INFORMATION GIVEN:
## START

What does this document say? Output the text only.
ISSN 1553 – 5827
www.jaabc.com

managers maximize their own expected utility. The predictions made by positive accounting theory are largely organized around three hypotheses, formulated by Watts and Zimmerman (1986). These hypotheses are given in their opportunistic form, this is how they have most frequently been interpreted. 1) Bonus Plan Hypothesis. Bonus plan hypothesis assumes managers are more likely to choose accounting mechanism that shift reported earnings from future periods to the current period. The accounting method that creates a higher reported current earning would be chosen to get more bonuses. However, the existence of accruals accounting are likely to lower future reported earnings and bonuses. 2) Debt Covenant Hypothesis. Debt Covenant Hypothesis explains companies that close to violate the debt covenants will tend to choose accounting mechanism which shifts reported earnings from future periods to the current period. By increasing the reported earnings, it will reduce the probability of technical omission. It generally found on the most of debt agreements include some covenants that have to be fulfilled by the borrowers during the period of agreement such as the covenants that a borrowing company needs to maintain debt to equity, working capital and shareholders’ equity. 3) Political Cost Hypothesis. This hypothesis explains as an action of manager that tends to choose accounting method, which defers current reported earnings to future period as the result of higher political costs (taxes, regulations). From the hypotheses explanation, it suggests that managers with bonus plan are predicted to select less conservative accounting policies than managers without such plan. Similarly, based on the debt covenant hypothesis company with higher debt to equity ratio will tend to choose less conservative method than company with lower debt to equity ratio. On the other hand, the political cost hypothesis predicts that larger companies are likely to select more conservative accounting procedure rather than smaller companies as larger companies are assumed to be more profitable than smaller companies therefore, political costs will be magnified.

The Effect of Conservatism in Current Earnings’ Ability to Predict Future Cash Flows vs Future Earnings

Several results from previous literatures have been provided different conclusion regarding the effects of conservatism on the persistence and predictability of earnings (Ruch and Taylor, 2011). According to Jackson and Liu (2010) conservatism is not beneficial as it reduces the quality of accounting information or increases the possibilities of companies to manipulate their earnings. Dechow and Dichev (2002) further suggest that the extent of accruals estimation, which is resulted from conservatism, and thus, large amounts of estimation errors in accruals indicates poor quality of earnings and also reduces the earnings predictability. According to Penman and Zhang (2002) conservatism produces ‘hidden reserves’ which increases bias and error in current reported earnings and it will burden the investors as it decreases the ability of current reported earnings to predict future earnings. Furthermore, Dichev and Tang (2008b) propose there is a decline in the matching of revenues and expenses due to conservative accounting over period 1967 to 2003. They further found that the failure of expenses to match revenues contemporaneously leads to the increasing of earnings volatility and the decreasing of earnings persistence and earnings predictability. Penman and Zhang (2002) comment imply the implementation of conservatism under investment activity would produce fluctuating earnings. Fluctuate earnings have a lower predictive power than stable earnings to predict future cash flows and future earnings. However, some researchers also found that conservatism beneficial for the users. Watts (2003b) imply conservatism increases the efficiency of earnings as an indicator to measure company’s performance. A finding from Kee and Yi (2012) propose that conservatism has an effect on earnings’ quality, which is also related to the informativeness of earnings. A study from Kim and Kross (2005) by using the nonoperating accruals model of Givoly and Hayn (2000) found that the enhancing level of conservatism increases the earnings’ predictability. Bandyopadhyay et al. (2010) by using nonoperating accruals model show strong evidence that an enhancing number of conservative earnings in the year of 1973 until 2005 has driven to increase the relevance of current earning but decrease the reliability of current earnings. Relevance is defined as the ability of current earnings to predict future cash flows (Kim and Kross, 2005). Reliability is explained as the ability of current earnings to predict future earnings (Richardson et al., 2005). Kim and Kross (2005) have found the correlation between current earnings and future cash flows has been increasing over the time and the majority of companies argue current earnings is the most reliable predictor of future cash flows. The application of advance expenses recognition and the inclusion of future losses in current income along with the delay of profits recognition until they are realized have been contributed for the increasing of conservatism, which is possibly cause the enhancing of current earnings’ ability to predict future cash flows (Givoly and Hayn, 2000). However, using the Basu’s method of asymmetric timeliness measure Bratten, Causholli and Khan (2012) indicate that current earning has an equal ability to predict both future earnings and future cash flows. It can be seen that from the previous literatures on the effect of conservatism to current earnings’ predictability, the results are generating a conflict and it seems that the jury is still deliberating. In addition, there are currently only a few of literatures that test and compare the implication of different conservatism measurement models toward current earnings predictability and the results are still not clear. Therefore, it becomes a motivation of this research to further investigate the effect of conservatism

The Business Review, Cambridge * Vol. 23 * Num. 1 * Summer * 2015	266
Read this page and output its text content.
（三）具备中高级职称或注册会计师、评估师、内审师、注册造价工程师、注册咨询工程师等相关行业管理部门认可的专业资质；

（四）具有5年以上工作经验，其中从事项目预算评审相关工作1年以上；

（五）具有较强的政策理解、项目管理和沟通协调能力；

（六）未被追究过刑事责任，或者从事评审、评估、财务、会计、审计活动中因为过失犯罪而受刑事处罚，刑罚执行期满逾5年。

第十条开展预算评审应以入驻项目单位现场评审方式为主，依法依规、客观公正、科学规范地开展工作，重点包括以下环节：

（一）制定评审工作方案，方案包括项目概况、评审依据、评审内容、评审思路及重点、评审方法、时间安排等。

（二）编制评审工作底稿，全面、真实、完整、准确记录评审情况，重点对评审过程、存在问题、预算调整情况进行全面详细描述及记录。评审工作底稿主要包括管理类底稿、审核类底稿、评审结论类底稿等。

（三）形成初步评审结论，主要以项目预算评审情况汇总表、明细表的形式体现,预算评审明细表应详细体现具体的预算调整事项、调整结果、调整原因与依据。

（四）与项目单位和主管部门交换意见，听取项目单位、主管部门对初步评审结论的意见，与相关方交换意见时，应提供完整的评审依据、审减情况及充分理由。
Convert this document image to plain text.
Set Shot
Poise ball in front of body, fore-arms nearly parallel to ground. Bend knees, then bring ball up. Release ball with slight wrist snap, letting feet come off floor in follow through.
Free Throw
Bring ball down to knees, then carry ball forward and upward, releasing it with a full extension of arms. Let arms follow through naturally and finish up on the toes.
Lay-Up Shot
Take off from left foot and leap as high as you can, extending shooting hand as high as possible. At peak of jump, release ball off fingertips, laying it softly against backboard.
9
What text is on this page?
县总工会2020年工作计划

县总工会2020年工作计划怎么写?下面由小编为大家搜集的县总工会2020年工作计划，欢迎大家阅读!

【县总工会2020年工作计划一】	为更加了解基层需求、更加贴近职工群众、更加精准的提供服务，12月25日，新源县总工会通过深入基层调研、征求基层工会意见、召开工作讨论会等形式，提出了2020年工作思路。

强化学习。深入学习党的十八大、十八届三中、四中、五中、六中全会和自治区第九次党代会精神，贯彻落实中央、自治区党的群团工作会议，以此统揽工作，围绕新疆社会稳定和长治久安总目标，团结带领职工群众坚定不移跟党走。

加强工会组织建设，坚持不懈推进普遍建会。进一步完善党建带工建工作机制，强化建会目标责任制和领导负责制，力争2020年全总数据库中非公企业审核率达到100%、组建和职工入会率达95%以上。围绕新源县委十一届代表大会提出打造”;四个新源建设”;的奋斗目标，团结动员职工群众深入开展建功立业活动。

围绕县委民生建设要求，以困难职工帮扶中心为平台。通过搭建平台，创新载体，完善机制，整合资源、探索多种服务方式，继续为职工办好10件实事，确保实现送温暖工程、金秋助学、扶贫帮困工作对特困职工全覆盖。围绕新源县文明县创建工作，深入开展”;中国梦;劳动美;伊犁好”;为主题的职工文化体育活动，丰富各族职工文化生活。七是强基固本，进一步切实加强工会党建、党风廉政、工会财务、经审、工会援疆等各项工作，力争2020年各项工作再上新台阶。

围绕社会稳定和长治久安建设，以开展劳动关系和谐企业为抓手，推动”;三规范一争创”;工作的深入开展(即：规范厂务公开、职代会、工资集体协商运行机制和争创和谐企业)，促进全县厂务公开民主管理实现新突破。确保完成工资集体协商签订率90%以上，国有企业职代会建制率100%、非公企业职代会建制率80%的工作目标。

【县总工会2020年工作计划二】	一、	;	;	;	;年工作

## END

WRITTEN REQUEST: Give the number of lines that hold the word "knees" in these records, with nothing added.

SOLUTION FOR THIS PROBLEM: 2